PROBLEM TO WORK ON: Pictures do not belong in the copy; restate the records below word for word.

[Extracted records]
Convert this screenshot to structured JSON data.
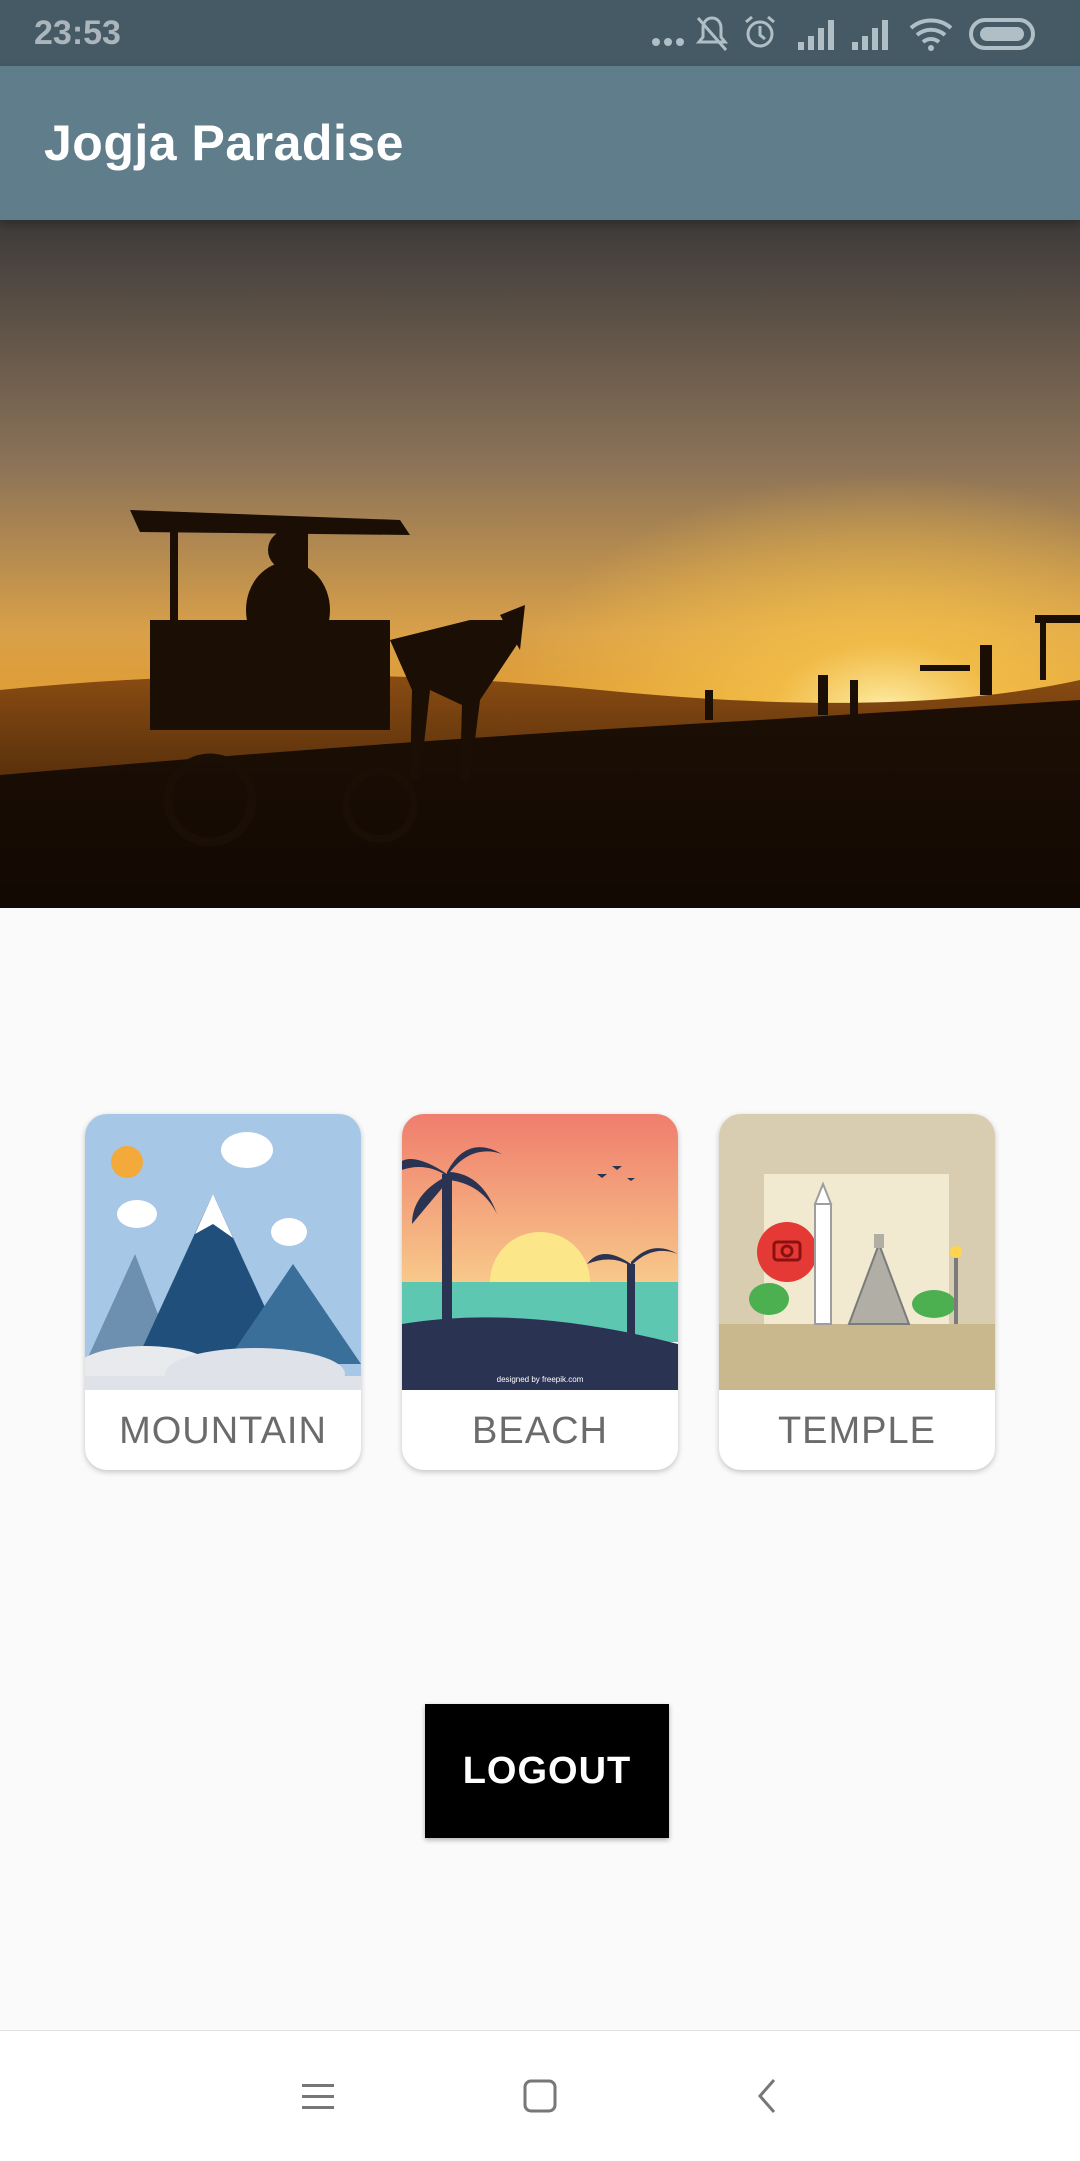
{
  "status_bar": {
    "time": "23:53",
    "icons": [
      "more-dots-icon",
      "notifications-muted-icon",
      "alarm-icon",
      "signal-icon",
      "signal-icon",
      "wifi-icon",
      "battery-icon"
    ]
  },
  "app_bar": {
    "title": "Jogja Paradise"
  },
  "carousel": {
    "slide_count": 2,
    "active_index": 0
  },
  "categories": [
    {
      "label": "MOUNTAIN",
      "art": "mountain-illustration"
    },
    {
      "label": "BEACH",
      "art": "beach-illustration",
      "credit": "designed by freepik.com"
    },
    {
      "label": "TEMPLE",
      "art": "temple-illustration"
    }
  ],
  "logout_label": "LOGOUT",
  "nav_bar": {
    "buttons": [
      "menu-icon",
      "home-icon",
      "back-icon"
    ]
  },
  "colors": {
    "status_bar": "#455a64",
    "app_bar": "#607d8b",
    "button": "#000000",
    "background": "#fafafa"
  }
}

SOLUTION TO THE PROBLEM:
Convert this screenshot to structured JSON data.
{
  "status_bar": {
    "time": "23:53",
    "icons": [
      "more-dots-icon",
      "notifications-muted-icon",
      "alarm-icon",
      "signal-icon",
      "signal-icon",
      "wifi-icon",
      "battery-icon"
    ]
  },
  "app_bar": {
    "title": "Jogja Paradise"
  },
  "carousel": {
    "slide_count": 2,
    "active_index": 0
  },
  "categories": [
    {
      "label": "MOUNTAIN",
      "art": "mountain-illustration"
    },
    {
      "label": "BEACH",
      "art": "beach-illustration",
      "credit": "designed by freepik.com"
    },
    {
      "label": "TEMPLE",
      "art": "temple-illustration"
    }
  ],
  "logout_label": "LOGOUT",
  "nav_bar": {
    "buttons": [
      "menu-icon",
      "home-icon",
      "back-icon"
    ]
  },
  "colors": {
    "status_bar": "#455a64",
    "app_bar": "#607d8b",
    "button": "#000000",
    "background": "#fafafa"
  }
}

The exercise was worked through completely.